Given problem » Copy out all the lines where "title" shows up.

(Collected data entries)
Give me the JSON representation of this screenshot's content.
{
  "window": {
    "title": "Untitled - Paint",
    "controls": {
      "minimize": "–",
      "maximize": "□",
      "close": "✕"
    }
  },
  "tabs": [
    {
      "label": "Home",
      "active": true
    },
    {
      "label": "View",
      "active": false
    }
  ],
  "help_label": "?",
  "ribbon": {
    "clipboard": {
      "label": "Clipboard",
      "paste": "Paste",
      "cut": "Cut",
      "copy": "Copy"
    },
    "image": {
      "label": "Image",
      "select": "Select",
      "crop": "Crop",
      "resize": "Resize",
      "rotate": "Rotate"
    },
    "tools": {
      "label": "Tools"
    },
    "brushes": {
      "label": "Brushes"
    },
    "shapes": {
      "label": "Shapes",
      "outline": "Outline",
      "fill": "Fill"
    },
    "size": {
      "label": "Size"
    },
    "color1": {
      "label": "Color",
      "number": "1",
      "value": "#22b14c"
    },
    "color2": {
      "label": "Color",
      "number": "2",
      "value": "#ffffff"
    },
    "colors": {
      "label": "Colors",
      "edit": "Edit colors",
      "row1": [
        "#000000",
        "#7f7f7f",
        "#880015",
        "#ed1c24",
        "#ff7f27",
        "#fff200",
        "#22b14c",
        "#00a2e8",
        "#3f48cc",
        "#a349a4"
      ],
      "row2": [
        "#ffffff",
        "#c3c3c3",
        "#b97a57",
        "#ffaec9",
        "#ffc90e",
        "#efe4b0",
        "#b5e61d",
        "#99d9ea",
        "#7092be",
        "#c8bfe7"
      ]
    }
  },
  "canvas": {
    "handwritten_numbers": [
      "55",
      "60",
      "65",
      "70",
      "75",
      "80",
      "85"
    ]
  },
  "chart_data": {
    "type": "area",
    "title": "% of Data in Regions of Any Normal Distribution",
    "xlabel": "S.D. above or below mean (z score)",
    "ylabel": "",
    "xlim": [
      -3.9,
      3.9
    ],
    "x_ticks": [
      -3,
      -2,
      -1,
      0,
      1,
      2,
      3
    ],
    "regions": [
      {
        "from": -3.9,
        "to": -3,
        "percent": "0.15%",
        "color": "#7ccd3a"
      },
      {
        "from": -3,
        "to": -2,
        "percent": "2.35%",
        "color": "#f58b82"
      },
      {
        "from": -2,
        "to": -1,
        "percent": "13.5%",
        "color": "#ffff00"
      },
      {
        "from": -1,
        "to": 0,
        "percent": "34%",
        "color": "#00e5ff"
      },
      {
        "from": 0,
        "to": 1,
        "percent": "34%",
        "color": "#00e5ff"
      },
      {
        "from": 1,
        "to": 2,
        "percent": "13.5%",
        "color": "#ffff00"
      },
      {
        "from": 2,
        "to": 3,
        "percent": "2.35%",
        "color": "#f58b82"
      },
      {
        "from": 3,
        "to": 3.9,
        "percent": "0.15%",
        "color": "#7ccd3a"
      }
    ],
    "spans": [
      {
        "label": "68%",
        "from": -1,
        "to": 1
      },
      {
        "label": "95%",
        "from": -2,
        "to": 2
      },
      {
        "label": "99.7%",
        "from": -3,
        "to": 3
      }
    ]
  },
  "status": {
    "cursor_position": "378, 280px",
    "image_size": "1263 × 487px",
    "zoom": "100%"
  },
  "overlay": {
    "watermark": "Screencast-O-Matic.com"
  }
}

The solution »
    "title": "Untitled - Paint",
    "title": "% of Data in Regions of Any Normal Distribution",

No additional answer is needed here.